▸ **Task to complete**
Copy every line with the string "Congo" in it.

▸ **Data for the task**
## begin

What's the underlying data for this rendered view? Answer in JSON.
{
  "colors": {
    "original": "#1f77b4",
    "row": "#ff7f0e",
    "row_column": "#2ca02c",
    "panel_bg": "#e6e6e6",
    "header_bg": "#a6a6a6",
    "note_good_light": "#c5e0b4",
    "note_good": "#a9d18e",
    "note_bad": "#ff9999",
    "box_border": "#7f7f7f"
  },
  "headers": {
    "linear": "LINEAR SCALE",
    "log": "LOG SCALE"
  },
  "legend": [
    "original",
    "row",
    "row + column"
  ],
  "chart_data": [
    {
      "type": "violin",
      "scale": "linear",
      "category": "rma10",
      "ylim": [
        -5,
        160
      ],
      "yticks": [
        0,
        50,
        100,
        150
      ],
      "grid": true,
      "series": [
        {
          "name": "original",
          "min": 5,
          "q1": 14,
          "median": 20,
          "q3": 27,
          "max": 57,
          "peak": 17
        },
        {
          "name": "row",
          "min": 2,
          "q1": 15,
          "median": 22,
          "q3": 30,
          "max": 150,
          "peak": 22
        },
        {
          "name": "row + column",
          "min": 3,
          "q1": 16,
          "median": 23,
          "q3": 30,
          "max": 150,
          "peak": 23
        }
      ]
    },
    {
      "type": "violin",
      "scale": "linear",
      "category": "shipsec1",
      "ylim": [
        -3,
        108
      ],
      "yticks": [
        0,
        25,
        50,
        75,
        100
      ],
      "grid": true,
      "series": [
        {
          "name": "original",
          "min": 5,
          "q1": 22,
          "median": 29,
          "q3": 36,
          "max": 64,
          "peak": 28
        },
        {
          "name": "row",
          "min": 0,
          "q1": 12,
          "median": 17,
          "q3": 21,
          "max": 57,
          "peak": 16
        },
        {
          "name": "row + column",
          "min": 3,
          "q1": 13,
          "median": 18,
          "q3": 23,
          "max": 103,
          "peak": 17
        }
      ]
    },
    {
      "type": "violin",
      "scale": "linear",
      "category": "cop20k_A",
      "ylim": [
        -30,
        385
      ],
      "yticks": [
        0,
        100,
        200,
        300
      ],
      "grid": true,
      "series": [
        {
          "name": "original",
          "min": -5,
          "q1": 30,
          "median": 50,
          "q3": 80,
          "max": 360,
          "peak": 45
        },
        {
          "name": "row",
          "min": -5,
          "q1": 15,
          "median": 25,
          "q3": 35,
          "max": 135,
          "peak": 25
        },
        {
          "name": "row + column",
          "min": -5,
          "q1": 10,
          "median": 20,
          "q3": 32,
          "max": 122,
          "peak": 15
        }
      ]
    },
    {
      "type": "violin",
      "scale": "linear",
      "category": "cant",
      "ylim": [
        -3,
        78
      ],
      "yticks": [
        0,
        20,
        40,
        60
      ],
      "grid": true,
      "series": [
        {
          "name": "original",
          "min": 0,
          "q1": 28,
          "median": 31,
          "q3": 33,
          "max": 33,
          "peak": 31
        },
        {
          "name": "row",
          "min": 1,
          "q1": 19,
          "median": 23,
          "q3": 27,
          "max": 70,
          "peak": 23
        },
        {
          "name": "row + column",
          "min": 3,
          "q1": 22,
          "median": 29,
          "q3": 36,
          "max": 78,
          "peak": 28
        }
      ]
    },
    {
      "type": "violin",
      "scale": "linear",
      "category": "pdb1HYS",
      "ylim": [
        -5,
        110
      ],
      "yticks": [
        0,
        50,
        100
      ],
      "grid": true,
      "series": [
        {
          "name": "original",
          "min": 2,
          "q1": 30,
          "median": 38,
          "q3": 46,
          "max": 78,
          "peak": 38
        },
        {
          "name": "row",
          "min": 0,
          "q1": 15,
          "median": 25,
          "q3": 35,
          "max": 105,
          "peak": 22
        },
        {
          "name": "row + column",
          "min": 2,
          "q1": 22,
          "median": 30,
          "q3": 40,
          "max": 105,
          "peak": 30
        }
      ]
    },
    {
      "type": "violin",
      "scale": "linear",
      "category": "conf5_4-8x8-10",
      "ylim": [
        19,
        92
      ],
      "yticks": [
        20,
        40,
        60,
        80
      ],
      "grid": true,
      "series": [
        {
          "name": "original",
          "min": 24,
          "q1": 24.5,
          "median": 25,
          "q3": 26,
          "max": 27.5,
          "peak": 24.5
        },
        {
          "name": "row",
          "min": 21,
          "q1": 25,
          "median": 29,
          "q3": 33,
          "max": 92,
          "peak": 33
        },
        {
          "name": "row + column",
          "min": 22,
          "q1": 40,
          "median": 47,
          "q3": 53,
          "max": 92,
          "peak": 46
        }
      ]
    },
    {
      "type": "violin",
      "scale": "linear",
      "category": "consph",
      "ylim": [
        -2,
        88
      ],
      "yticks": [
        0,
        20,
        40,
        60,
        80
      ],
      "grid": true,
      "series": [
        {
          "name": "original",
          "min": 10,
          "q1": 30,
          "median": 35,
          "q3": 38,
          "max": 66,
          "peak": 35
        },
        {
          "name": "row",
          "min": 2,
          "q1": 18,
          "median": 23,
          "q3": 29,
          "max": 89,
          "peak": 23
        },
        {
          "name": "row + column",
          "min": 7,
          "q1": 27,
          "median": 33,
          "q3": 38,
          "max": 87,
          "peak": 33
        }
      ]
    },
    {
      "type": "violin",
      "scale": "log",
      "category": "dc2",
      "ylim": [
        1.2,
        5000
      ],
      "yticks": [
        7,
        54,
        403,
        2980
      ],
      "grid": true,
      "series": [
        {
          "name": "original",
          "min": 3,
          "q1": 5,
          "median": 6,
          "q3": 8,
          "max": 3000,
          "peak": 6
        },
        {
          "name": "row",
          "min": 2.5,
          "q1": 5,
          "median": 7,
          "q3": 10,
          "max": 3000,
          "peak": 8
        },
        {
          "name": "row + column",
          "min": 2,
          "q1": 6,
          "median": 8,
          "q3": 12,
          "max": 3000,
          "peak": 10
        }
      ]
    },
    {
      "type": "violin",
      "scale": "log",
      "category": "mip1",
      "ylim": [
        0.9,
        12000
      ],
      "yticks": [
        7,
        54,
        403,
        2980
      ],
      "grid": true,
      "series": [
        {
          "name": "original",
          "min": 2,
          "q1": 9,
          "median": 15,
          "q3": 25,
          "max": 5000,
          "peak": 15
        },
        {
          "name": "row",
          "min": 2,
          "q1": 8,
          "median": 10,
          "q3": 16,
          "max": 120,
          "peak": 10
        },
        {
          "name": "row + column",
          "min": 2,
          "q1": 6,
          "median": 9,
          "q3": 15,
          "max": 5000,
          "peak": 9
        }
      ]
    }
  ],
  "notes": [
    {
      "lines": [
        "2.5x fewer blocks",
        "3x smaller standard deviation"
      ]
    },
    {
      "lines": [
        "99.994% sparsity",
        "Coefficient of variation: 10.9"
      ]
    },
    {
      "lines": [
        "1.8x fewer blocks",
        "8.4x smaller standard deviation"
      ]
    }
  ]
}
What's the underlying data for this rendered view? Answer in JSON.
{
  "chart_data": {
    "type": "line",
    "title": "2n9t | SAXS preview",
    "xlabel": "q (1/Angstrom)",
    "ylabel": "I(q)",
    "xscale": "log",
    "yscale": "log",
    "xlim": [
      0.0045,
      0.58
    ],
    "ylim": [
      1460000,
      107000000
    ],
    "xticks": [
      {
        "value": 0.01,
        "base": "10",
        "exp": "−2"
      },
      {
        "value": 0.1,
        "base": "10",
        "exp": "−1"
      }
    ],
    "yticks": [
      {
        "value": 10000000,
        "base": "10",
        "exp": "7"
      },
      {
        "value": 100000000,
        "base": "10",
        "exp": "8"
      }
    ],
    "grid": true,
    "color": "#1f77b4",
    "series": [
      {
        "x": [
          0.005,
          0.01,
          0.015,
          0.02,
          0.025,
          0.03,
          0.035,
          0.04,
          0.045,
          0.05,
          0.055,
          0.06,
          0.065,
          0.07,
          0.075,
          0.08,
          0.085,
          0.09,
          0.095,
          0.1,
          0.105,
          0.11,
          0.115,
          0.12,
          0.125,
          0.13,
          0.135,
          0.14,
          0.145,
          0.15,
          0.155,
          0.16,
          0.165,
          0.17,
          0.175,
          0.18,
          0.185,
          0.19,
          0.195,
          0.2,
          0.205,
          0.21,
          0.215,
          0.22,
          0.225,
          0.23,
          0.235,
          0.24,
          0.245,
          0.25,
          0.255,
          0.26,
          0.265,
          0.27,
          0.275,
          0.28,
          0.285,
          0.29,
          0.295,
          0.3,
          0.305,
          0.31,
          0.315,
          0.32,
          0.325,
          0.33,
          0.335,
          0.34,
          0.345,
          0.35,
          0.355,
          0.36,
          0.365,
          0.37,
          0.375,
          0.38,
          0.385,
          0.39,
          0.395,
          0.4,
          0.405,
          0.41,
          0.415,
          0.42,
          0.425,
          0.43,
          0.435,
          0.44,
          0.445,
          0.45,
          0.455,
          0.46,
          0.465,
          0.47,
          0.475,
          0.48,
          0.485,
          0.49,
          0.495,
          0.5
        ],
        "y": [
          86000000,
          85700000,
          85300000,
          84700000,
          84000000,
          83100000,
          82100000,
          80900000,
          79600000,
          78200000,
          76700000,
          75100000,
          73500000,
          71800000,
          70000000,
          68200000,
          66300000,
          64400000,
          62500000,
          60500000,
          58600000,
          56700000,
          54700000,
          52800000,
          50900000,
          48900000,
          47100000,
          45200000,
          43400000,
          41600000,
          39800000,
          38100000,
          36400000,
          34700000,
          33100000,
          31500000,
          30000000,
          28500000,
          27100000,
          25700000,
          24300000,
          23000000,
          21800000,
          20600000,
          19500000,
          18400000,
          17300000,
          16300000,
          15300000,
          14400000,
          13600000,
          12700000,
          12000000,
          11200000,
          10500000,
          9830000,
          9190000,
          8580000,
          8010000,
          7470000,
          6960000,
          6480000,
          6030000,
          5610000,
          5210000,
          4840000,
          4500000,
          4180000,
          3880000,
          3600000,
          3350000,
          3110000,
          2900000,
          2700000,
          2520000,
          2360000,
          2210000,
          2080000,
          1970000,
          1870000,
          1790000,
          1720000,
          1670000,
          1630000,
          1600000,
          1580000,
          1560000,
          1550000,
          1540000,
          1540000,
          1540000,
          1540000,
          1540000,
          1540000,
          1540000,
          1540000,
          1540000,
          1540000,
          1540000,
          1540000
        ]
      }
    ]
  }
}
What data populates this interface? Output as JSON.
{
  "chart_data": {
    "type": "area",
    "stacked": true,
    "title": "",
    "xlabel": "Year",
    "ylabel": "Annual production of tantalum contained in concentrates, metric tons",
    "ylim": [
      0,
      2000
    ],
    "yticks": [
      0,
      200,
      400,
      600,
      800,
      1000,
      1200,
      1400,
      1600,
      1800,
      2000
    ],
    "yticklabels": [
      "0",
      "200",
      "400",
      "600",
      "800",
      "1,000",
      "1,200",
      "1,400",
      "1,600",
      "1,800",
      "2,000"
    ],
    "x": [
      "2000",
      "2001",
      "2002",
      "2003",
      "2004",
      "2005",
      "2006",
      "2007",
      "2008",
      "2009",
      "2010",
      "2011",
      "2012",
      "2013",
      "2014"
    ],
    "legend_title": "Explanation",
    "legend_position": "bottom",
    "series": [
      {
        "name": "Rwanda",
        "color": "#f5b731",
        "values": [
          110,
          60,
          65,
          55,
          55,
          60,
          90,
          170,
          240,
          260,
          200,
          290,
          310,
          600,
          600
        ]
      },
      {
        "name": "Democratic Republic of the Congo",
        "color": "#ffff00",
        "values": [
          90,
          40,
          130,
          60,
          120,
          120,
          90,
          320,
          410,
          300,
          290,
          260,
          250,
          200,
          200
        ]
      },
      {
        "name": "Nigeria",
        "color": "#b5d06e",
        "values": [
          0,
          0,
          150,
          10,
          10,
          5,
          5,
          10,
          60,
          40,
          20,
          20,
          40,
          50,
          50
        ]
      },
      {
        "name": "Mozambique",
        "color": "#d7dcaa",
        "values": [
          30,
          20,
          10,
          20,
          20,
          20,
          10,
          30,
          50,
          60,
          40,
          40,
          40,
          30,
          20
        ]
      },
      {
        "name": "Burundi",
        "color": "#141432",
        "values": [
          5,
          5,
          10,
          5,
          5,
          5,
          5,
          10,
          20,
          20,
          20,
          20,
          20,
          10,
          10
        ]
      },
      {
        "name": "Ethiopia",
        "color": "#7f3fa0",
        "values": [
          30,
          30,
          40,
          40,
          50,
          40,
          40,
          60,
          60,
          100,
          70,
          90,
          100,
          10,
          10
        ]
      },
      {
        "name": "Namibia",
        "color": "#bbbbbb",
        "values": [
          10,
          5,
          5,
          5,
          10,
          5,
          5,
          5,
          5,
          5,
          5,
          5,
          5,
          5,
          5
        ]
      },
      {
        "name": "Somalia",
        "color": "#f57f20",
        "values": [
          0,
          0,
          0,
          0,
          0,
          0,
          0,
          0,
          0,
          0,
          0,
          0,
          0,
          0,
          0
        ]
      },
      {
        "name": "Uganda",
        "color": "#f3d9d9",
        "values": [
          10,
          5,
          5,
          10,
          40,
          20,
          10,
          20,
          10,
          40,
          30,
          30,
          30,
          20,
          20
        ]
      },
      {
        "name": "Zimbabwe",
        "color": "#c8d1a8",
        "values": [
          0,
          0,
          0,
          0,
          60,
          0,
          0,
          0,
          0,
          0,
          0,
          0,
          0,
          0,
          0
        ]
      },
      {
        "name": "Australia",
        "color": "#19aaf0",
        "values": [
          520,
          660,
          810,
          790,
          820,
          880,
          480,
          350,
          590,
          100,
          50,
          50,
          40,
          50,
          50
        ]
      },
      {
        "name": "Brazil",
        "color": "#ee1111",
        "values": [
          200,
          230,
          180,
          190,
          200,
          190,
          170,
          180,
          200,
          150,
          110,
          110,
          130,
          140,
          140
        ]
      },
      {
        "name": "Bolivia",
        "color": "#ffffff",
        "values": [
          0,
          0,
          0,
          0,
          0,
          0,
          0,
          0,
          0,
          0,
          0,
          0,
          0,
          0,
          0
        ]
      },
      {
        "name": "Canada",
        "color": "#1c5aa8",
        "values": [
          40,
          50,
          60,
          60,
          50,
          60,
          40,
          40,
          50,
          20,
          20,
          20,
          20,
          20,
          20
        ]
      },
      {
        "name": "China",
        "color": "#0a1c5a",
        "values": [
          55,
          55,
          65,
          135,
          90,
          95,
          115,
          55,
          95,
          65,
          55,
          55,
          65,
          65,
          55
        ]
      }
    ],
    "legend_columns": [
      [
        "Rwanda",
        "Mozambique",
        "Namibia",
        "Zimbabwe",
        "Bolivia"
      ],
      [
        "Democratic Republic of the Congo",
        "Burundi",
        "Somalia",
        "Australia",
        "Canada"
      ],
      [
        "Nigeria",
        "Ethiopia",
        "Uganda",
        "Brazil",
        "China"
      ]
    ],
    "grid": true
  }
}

## end

▸ **Solution to this exercise**
        "name": "Democratic Republic of the Congo",
        "Democratic Republic of the Congo",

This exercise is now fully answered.